→ **TASK DESCRIPTION**
Copy each entry as it stands, leaving nothing out.

[Start of RECORDS FOR THE TASK]

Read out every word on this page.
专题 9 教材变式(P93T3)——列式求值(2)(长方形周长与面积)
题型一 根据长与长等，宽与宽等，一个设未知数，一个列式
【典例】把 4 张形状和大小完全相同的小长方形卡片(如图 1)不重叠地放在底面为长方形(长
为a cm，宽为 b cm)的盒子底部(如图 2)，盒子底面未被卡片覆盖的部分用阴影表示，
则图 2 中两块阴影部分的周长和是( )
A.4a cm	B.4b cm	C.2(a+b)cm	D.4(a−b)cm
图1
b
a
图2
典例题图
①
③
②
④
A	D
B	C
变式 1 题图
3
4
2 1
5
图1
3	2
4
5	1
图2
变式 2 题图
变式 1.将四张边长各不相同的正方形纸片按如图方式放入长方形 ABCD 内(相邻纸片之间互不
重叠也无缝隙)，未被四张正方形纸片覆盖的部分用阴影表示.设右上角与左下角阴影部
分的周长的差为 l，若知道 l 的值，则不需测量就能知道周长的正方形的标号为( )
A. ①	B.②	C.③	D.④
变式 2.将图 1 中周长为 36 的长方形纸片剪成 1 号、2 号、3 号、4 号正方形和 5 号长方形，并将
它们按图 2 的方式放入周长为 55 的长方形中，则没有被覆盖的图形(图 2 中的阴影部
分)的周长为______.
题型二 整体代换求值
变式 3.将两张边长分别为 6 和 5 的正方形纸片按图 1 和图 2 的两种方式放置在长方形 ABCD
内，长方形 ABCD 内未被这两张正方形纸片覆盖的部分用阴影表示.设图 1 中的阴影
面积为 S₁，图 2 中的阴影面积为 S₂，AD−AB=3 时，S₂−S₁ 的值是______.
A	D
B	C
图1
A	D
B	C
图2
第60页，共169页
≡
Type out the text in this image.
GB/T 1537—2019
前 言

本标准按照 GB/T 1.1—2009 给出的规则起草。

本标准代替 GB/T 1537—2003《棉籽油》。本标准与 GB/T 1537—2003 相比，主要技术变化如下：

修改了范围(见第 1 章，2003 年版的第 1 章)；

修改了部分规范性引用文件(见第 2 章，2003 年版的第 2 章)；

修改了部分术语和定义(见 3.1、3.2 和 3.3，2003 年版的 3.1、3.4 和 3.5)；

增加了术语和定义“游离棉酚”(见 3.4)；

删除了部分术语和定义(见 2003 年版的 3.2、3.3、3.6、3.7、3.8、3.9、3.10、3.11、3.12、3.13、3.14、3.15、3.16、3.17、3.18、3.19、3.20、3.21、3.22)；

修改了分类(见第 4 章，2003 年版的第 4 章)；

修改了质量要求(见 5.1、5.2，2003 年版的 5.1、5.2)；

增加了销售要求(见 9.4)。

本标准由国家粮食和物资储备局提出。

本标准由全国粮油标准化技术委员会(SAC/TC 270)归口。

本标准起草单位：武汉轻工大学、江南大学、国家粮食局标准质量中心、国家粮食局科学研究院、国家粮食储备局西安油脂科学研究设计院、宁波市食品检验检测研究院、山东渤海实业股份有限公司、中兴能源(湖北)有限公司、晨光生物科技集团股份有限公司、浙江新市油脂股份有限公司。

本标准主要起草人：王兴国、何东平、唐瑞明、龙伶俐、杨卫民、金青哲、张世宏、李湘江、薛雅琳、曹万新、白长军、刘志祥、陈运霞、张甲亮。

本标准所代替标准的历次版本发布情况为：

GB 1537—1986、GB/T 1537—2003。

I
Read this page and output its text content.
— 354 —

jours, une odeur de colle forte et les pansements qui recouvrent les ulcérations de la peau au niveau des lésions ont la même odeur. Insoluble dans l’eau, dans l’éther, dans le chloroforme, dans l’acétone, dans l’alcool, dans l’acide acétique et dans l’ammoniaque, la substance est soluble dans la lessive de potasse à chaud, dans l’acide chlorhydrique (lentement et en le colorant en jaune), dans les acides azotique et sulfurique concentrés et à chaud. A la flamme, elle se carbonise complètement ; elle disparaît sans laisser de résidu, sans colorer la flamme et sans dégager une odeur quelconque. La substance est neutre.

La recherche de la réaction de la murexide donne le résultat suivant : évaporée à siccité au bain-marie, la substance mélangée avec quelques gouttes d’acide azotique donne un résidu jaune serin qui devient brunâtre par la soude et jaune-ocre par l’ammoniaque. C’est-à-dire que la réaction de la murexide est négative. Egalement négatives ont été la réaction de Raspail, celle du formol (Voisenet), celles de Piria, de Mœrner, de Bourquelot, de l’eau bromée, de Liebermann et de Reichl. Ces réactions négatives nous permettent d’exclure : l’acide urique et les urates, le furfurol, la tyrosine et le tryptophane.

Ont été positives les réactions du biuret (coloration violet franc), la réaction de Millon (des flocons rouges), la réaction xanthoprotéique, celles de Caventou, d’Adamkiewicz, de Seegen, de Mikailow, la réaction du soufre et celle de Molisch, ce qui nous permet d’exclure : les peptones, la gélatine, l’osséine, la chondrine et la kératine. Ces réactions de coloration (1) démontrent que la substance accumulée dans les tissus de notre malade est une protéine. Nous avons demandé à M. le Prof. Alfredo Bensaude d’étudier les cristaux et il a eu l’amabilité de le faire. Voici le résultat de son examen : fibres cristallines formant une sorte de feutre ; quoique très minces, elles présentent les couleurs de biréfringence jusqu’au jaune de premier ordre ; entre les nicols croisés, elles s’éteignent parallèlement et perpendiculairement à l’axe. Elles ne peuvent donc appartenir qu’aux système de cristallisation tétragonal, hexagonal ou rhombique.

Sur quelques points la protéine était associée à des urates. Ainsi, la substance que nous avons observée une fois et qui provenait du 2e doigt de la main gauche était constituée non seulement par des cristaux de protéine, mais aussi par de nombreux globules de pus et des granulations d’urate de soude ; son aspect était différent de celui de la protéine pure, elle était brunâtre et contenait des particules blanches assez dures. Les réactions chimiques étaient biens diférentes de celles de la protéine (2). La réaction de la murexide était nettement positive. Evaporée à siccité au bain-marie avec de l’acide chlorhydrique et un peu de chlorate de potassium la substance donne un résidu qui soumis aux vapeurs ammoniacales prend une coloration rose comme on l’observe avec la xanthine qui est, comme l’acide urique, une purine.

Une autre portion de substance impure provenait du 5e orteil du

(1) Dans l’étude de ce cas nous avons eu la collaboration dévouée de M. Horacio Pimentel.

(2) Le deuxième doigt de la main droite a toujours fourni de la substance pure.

[End of RECORDS FOR THE TASK]

→ **WRITTEN ANSWER**
Read out every word on this page.
专题 9 教材变式(P93T3)——列式求值(2)(长方形周长与面积)
题型一 根据长与长等，宽与宽等，一个设未知数，一个列式
【典例】把 4 张形状和大小完全相同的小长方形卡片(如图 1)不重叠地放在底面为长方形(长
为a cm，宽为 b cm)的盒子底部(如图 2)，盒子底面未被卡片覆盖的部分用阴影表示，
则图 2 中两块阴影部分的周长和是( )
A.4a cm	B.4b cm	C.2(a+b)cm	D.4(a−b)cm
图1
b
a
图2
典例题图
①
③
②
④
A	D
B	C
变式 1 题图
3
4
2 1
5
图1
3	2
4
5	1
图2
变式 2 题图
变式 1.将四张边长各不相同的正方形纸片按如图方式放入长方形 ABCD 内(相邻纸片之间互不
重叠也无缝隙)，未被四张正方形纸片覆盖的部分用阴影表示.设右上角与左下角阴影部
分的周长的差为 l，若知道 l 的值，则不需测量就能知道周长的正方形的标号为( )
A. ①	B.②	C.③	D.④
变式 2.将图 1 中周长为 36 的长方形纸片剪成 1 号、2 号、3 号、4 号正方形和 5 号长方形，并将
它们按图 2 的方式放入周长为 55 的长方形中，则没有被覆盖的图形(图 2 中的阴影部
分)的周长为______.
题型二 整体代换求值
变式 3.将两张边长分别为 6 和 5 的正方形纸片按图 1 和图 2 的两种方式放置在长方形 ABCD
内，长方形 ABCD 内未被这两张正方形纸片覆盖的部分用阴影表示.设图 1 中的阴影
面积为 S₁，图 2 中的阴影面积为 S₂，AD−AB=3 时，S₂−S₁ 的值是______.
A	D
B	C
图1
A	D
B	C
图2
第60页，共169页
≡
Type out the text in this image.
GB/T 1537—2019
前 言

本标准按照 GB/T 1.1—2009 给出的规则起草。

本标准代替 GB/T 1537—2003《棉籽油》。本标准与 GB/T 1537—2003 相比，主要技术变化如下：

修改了范围(见第 1 章，2003 年版的第 1 章)；

修改了部分规范性引用文件(见第 2 章，2003 年版的第 2 章)；

修改了部分术语和定义(见 3.1、3.2 和 3.3，2003 年版的 3.1、3.4 和 3.5)；

增加了术语和定义“游离棉酚”(见 3.4)；

删除了部分术语和定义(见 2003 年版的 3.2、3.3、3.6、3.7、3.8、3.9、3.10、3.11、3.12、3.13、3.14、3.15、3.16、3.17、3.18、3.19、3.20、3.21、3.22)；

修改了分类(见第 4 章，2003 年版的第 4 章)；

修改了质量要求(见 5.1、5.2，2003 年版的 5.1、5.2)；

增加了销售要求(见 9.4)。

本标准由国家粮食和物资储备局提出。

本标准由全国粮油标准化技术委员会(SAC/TC 270)归口。

本标准起草单位：武汉轻工大学、江南大学、国家粮食局标准质量中心、国家粮食局科学研究院、国家粮食储备局西安油脂科学研究设计院、宁波市食品检验检测研究院、山东渤海实业股份有限公司、中兴能源(湖北)有限公司、晨光生物科技集团股份有限公司、浙江新市油脂股份有限公司。

本标准主要起草人：王兴国、何东平、唐瑞明、龙伶俐、杨卫民、金青哲、张世宏、李湘江、薛雅琳、曹万新、白长军、刘志祥、陈运霞、张甲亮。

本标准所代替标准的历次版本发布情况为：

GB 1537—1986、GB/T 1537—2003。

I
Read this page and output its text content.
— 354 —

jours, une odeur de colle forte et les pansements qui recouvrent les ulcérations de la peau au niveau des lésions ont la même odeur. Insoluble dans l’eau, dans l’éther, dans le chloroforme, dans l’acétone, dans l’alcool, dans l’acide acétique et dans l’ammoniaque, la substance est soluble dans la lessive de potasse à chaud, dans l’acide chlorhydrique (lentement et en le colorant en jaune), dans les acides azotique et sulfurique concentrés et à chaud. A la flamme, elle se carbonise complètement ; elle disparaît sans laisser de résidu, sans colorer la flamme et sans dégager une odeur quelconque. La substance est neutre.

La recherche de la réaction de la murexide donne le résultat suivant : évaporée à siccité au bain-marie, la substance mélangée avec quelques gouttes d’acide azotique donne un résidu jaune serin qui devient brunâtre par la soude et jaune-ocre par l’ammoniaque. C’est-à-dire que la réaction de la murexide est négative. Egalement négatives ont été la réaction de Raspail, celle du formol (Voisenet), celles de Piria, de Mœrner, de Bourquelot, de l’eau bromée, de Liebermann et de Reichl. Ces réactions négatives nous permettent d’exclure : l’acide urique et les urates, le furfurol, la tyrosine et le tryptophane.

Ont été positives les réactions du biuret (coloration violet franc), la réaction de Millon (des flocons rouges), la réaction xanthoprotéique, celles de Caventou, d’Adamkiewicz, de Seegen, de Mikailow, la réaction du soufre et celle de Molisch, ce qui nous permet d’exclure : les peptones, la gélatine, l’osséine, la chondrine et la kératine. Ces réactions de coloration (1) démontrent que la substance accumulée dans les tissus de notre malade est une protéine. Nous avons demandé à M. le Prof. Alfredo Bensaude d’étudier les cristaux et il a eu l’amabilité de le faire. Voici le résultat de son examen : fibres cristallines formant une sorte de feutre ; quoique très minces, elles présentent les couleurs de biréfringence jusqu’au jaune de premier ordre ; entre les nicols croisés, elles s’éteignent parallèlement et perpendiculairement à l’axe. Elles ne peuvent donc appartenir qu’aux système de cristallisation tétragonal, hexagonal ou rhombique.

Sur quelques points la protéine était associée à des urates. Ainsi, la substance que nous avons observée une fois et qui provenait du 2e doigt de la main gauche était constituée non seulement par des cristaux de protéine, mais aussi par de nombreux globules de pus et des granulations d’urate de soude ; son aspect était différent de celui de la protéine pure, elle était brunâtre et contenait des particules blanches assez dures. Les réactions chimiques étaient biens diférentes de celles de la protéine (2). La réaction de la murexide était nettement positive. Evaporée à siccité au bain-marie avec de l’acide chlorhydrique et un peu de chlorate de potassium la substance donne un résidu qui soumis aux vapeurs ammoniacales prend une coloration rose comme on l’observe avec la xanthine qui est, comme l’acide urique, une purine.

Une autre portion de substance impure provenait du 5e orteil du

(1) Dans l’étude de ce cas nous avons eu la collaboration dévouée de M. Horacio Pimentel.

(2) Le deuxième doigt de la main droite a toujours fourni de la substance pure.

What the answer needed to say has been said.